MATERIAL FOR THE TASK
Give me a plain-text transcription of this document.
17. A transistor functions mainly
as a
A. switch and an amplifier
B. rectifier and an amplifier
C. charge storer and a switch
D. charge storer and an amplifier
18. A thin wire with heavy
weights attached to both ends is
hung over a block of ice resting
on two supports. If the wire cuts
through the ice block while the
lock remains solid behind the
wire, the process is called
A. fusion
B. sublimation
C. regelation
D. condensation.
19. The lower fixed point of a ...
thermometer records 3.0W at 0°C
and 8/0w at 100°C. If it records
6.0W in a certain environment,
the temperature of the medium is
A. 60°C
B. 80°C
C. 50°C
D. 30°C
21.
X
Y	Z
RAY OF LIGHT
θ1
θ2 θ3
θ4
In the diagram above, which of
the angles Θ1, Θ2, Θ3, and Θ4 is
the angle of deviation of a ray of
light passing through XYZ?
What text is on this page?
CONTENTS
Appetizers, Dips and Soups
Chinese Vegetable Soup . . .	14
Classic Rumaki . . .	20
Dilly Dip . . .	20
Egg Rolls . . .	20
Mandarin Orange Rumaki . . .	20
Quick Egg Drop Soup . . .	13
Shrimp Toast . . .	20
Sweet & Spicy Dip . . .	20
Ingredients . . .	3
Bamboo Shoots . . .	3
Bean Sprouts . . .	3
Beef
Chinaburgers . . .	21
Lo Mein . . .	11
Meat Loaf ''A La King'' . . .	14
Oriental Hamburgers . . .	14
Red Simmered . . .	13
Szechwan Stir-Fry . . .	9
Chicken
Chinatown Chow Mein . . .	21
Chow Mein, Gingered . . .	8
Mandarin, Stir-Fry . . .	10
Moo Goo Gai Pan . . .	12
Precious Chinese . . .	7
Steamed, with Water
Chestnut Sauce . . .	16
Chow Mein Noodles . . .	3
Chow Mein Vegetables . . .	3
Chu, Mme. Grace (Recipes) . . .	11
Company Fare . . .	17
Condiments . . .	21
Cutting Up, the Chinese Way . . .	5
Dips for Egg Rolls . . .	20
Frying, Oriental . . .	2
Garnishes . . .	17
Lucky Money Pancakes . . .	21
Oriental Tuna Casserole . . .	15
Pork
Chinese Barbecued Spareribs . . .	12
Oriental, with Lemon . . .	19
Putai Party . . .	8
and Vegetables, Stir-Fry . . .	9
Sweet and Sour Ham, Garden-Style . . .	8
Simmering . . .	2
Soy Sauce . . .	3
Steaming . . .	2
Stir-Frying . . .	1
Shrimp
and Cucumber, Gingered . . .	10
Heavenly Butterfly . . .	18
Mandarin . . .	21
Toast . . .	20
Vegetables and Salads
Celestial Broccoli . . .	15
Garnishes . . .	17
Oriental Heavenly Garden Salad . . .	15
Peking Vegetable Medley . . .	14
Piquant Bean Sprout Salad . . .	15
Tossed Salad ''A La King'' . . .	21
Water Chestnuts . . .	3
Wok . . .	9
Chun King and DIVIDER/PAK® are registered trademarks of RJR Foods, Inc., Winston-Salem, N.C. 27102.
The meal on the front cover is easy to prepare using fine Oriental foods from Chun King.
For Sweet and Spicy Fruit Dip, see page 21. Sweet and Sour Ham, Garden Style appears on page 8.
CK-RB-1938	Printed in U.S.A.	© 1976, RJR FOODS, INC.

WRITTEN EXERCISE
Select from the material above each line in which the string "Garden" appears, and list those lines.

EXERCISE OUTPUT
Sweet and Sour Ham, Garden-Style . . .	8
Oriental Heavenly Garden Salad . . .	15
For Sweet and Spicy Fruit Dip, see page 21. Sweet and Sour Ham, Garden Style appears on page 8.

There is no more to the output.